[To do]: Show, in full, each line of the data that contains "description".

━━━ Exercise material ━━━

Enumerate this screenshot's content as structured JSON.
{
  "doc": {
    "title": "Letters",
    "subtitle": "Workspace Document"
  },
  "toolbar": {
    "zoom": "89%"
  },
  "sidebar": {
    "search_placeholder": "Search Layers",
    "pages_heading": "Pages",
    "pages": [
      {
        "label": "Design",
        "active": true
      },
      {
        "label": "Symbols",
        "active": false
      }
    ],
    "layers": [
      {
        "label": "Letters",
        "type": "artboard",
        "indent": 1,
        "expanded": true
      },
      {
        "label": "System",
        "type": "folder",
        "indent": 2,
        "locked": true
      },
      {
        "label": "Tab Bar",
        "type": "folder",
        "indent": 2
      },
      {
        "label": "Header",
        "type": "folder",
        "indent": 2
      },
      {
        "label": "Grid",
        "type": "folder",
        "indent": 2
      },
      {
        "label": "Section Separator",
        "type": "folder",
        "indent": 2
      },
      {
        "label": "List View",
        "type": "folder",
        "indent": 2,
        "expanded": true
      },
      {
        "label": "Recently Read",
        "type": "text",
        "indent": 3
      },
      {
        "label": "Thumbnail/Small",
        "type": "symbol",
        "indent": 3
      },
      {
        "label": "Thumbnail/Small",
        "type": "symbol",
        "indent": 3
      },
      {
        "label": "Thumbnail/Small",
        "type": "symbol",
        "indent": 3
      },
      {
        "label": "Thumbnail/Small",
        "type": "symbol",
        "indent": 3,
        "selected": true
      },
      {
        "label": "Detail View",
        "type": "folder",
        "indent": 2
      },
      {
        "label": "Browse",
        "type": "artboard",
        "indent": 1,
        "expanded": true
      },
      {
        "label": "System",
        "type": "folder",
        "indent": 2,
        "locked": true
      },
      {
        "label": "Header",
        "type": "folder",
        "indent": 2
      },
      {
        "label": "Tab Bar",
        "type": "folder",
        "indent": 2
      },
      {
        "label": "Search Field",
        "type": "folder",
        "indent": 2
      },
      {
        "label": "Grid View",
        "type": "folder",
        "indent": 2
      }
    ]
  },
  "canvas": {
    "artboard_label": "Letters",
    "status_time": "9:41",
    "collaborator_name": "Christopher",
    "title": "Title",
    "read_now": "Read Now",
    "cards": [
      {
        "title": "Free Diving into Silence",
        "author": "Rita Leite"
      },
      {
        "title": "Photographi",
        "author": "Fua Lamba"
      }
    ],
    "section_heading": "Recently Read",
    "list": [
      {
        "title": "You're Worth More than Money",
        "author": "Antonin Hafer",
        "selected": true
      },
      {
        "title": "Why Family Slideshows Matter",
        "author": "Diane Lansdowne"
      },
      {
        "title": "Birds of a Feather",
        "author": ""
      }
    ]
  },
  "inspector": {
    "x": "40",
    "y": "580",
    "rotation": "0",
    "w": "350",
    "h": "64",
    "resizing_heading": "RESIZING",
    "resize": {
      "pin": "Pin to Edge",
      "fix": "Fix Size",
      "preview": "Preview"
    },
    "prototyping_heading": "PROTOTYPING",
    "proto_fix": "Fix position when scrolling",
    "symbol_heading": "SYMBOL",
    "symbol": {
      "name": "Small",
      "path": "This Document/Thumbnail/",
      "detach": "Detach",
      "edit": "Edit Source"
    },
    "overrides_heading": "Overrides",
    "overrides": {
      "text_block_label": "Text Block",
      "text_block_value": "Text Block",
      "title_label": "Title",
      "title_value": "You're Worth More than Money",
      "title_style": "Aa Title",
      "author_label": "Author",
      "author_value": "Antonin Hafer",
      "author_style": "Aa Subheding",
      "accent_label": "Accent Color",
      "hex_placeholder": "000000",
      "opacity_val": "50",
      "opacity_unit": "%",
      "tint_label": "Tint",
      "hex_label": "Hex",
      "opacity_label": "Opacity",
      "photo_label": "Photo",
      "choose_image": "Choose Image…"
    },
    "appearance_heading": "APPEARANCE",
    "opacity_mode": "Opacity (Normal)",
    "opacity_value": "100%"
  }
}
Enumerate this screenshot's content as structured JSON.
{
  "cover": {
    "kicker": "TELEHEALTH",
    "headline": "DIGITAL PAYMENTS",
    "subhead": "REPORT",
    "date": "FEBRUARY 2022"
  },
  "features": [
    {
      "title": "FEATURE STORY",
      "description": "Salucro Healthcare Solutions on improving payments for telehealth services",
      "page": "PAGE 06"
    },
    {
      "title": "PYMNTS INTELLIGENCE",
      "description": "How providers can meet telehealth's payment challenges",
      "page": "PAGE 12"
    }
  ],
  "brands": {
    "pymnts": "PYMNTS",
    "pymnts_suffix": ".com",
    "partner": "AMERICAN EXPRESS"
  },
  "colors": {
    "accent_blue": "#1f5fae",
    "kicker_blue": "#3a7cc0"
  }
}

━━━

[Result for this task]:
      "description": "Salucro Healthcare Solutions on improving payments for telehealth services",
      "description": "How providers can meet telehealth's payment challenges",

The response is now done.